— START —

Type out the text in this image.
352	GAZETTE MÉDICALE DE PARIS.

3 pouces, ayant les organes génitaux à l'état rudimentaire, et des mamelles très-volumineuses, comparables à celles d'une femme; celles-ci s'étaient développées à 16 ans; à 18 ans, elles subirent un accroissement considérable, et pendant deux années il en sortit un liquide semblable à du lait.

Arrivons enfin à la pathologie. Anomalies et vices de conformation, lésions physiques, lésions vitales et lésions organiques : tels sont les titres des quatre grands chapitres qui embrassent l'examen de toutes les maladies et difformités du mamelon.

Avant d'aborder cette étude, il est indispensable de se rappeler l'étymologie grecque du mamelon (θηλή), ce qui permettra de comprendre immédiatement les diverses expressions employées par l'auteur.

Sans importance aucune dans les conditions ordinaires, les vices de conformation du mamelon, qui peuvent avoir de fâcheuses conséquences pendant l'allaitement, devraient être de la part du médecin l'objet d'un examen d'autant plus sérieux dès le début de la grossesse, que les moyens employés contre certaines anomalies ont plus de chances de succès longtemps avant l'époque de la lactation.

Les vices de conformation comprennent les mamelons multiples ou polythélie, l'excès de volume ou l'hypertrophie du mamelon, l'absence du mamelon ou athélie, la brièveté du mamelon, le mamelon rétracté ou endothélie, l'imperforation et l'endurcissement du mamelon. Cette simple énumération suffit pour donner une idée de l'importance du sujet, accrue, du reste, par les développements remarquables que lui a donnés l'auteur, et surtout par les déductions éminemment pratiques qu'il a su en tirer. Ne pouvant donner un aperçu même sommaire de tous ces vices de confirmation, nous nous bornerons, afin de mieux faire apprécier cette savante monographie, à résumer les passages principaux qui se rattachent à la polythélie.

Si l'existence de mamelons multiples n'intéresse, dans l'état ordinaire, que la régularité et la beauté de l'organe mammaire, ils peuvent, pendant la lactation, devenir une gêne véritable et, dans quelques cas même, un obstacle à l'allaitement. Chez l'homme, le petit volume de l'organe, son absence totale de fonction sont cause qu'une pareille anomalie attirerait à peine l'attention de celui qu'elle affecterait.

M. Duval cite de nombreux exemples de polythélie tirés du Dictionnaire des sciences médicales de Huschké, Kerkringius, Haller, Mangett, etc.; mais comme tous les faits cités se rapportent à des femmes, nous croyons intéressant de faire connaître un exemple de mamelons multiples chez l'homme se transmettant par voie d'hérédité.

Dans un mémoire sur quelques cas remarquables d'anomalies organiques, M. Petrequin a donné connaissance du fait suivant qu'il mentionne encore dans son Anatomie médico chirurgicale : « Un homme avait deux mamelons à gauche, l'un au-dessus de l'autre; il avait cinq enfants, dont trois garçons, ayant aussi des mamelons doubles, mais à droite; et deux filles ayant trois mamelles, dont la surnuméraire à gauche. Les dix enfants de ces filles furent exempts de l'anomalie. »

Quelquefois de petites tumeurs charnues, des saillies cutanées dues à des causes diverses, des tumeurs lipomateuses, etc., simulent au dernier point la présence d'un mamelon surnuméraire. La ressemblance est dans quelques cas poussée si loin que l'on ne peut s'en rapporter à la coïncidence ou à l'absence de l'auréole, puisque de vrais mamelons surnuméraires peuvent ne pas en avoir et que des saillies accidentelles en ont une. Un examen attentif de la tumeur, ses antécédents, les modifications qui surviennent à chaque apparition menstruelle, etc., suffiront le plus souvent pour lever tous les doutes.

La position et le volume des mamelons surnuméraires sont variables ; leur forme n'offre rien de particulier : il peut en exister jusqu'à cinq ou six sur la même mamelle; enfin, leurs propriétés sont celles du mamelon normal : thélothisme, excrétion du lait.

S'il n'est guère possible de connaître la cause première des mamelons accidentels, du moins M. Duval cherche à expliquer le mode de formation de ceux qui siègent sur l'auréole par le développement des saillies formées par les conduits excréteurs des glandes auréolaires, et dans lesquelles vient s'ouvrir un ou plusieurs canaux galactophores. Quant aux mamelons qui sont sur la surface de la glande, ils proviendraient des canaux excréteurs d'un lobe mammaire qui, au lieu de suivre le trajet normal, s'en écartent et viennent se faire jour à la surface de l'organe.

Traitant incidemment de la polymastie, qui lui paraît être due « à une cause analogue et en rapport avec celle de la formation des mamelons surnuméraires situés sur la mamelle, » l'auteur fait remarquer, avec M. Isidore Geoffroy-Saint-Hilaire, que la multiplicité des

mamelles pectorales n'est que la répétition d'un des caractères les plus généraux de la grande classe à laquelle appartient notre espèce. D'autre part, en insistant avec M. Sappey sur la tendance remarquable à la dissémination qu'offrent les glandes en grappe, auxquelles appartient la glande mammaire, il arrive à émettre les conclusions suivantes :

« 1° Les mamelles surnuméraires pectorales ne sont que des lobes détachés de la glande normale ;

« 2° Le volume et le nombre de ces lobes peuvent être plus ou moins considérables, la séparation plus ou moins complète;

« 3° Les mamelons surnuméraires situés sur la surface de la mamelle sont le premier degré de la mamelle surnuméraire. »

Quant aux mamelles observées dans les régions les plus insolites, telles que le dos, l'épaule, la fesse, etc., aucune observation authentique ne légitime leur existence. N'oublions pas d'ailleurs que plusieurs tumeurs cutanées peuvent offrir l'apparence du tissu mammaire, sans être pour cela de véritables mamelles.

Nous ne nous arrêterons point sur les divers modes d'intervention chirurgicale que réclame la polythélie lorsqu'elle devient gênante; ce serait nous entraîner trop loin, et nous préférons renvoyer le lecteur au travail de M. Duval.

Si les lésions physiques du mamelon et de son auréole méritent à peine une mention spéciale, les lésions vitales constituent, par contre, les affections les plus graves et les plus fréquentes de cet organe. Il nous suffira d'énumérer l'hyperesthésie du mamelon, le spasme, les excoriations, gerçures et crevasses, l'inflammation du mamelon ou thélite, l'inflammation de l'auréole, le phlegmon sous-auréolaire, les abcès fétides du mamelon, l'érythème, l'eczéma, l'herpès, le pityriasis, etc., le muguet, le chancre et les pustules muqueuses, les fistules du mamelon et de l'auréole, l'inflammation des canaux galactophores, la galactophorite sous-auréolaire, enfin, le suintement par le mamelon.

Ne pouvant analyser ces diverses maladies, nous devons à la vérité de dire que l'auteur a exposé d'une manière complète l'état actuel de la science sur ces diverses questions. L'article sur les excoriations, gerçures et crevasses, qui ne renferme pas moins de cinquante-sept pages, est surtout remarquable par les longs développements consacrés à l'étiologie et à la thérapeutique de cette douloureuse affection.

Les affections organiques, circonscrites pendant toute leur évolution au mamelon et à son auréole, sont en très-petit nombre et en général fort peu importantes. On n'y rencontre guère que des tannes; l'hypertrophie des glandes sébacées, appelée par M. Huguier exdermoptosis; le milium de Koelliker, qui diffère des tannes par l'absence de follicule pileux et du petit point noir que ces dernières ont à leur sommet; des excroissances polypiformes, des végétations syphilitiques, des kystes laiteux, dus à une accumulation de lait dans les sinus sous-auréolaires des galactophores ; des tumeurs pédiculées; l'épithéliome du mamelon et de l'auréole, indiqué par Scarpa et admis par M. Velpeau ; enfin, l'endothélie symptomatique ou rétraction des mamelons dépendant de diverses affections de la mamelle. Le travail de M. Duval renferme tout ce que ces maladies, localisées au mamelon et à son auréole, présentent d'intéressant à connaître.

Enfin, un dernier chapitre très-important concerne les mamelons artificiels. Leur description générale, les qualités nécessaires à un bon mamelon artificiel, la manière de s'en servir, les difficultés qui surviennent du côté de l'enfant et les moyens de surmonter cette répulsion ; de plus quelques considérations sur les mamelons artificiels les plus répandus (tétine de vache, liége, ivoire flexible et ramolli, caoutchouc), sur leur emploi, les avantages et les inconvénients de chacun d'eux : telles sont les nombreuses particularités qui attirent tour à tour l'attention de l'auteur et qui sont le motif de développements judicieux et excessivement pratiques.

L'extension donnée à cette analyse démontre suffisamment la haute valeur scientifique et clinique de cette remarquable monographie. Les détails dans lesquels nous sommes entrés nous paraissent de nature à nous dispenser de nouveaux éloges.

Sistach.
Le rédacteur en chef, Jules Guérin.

— END —

## Stated exercise
Go through the data and gather every line that holds "allaitement".

## Completed task
Sans importance aucune dans les conditions ordinaires, les vices de conformation du mamelon, qui peuvent avoir de fâcheuses conséquences pendant l'allaitement, devraient être de la part du médecin l'objet d'un examen d'autant plus sérieux dès le début de la grossesse, que les moyens employés contre certaines anomalies ont plus de chances de succès longtemps avant l'époque de la lactation.
Si l'existence de mamelons multiples n'intéresse, dans l'état ordinaire, que la régularité et la beauté de l'organe mammaire, ils peuvent, pendant la lactation, devenir une gêne véritable et, dans quelques cas même, un obstacle à l'allaitement. Chez l'homme, le petit volume de l'organe, son absence totale de fonction sont cause qu'une pareille anomalie attirerait à peine l'attention de celui qu'elle affecterait.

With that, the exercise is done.